--- BEGIN ---

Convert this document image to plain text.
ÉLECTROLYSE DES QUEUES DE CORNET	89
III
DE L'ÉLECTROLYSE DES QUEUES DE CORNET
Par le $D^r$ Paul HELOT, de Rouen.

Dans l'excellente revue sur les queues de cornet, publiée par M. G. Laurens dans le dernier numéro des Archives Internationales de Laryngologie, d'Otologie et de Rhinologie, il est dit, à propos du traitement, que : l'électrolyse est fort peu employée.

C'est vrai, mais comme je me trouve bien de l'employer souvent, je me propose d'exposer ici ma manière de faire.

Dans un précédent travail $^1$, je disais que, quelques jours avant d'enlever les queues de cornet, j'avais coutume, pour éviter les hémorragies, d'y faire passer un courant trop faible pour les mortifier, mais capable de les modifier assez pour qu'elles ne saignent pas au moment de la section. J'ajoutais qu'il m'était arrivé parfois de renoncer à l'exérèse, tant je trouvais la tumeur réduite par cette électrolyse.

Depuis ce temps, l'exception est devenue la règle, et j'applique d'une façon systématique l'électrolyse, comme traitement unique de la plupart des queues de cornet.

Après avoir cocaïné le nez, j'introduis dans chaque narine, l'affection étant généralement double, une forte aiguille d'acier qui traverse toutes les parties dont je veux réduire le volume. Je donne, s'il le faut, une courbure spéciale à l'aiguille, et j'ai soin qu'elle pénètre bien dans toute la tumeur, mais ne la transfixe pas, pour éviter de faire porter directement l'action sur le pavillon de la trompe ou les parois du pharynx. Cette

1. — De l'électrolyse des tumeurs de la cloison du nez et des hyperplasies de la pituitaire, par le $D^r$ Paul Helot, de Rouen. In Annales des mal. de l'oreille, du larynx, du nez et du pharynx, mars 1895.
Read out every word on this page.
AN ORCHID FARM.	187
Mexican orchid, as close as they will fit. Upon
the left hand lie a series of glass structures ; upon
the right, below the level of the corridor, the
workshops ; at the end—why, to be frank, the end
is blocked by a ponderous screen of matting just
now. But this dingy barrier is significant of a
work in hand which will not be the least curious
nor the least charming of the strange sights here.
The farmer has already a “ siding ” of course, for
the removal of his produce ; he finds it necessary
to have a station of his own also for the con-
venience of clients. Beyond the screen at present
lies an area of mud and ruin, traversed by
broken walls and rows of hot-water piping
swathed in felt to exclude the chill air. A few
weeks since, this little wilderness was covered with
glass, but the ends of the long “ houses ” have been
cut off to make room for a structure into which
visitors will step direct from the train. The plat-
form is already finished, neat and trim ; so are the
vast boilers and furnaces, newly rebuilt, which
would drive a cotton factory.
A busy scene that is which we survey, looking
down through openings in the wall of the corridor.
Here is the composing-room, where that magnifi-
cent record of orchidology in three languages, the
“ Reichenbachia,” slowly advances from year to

--- END ---

▶ _What needs to be done_: All lines from the one containing "Read out every word on this page." through the end of the records, both ends included, are to be quoted exactly; please add nothing else.

▶ _Answer to the task_:
Read out every word on this page.
AN ORCHID FARM.	187
Mexican orchid, as close as they will fit. Upon
the left hand lie a series of glass structures ; upon
the right, below the level of the corridor, the
workshops ; at the end—why, to be frank, the end
is blocked by a ponderous screen of matting just
now. But this dingy barrier is significant of a
work in hand which will not be the least curious
nor the least charming of the strange sights here.
The farmer has already a “ siding ” of course, for
the removal of his produce ; he finds it necessary
to have a station of his own also for the con-
venience of clients. Beyond the screen at present
lies an area of mud and ruin, traversed by
broken walls and rows of hot-water piping
swathed in felt to exclude the chill air. A few
weeks since, this little wilderness was covered with
glass, but the ends of the long “ houses ” have been
cut off to make room for a structure into which
visitors will step direct from the train. The plat-
form is already finished, neat and trim ; so are the
vast boilers and furnaces, newly rebuilt, which
would drive a cotton factory.
A busy scene that is which we survey, looking
down through openings in the wall of the corridor.
Here is the composing-room, where that magnifi-
cent record of orchidology in three languages, the
“ Reichenbachia,” slowly advances from year to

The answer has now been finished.